• [Written exercise]: Do not copy the pictures; transcribe all other material exactly.

※ ※ ※

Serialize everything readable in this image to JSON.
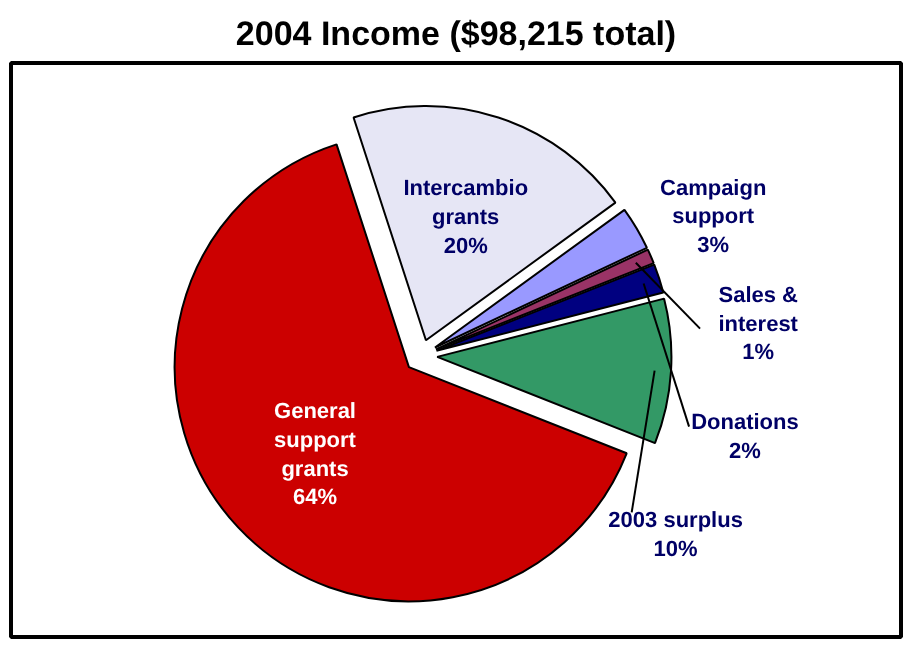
{
  "chart_data": {
    "type": "pie",
    "title": "2004 Income ($98,215 total)",
    "categories": [
      "Intercambio grants",
      "Campaign support",
      "Sales & interest",
      "Donations",
      "2003 surplus",
      "General support grants"
    ],
    "values": [
      20,
      3,
      1,
      2,
      10,
      64
    ],
    "value_labels": [
      "20%",
      "3%",
      "1%",
      "2%",
      "10%",
      "64%"
    ],
    "colors": [
      "#e6e6f5",
      "#9999ff",
      "#993366",
      "#000080",
      "#339966",
      "#cc0000"
    ]
  }
}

※ ※ ※

• [Expected answer]:
Serialize everything readable in this image to JSON.
{
  "chart_data": {
    "type": "pie",
    "title": "2004 Income ($98,215 total)",
    "categories": [
      "Intercambio grants",
      "Campaign support",
      "Sales & interest",
      "Donations",
      "2003 surplus",
      "General support grants"
    ],
    "values": [
      20,
      3,
      1,
      2,
      10,
      64
    ],
    "value_labels": [
      "20%",
      "3%",
      "1%",
      "2%",
      "10%",
      "64%"
    ],
    "colors": [
      "#e6e6f5",
      "#9999ff",
      "#993366",
      "#000080",
      "#339966",
      "#cc0000"
    ]
  }
}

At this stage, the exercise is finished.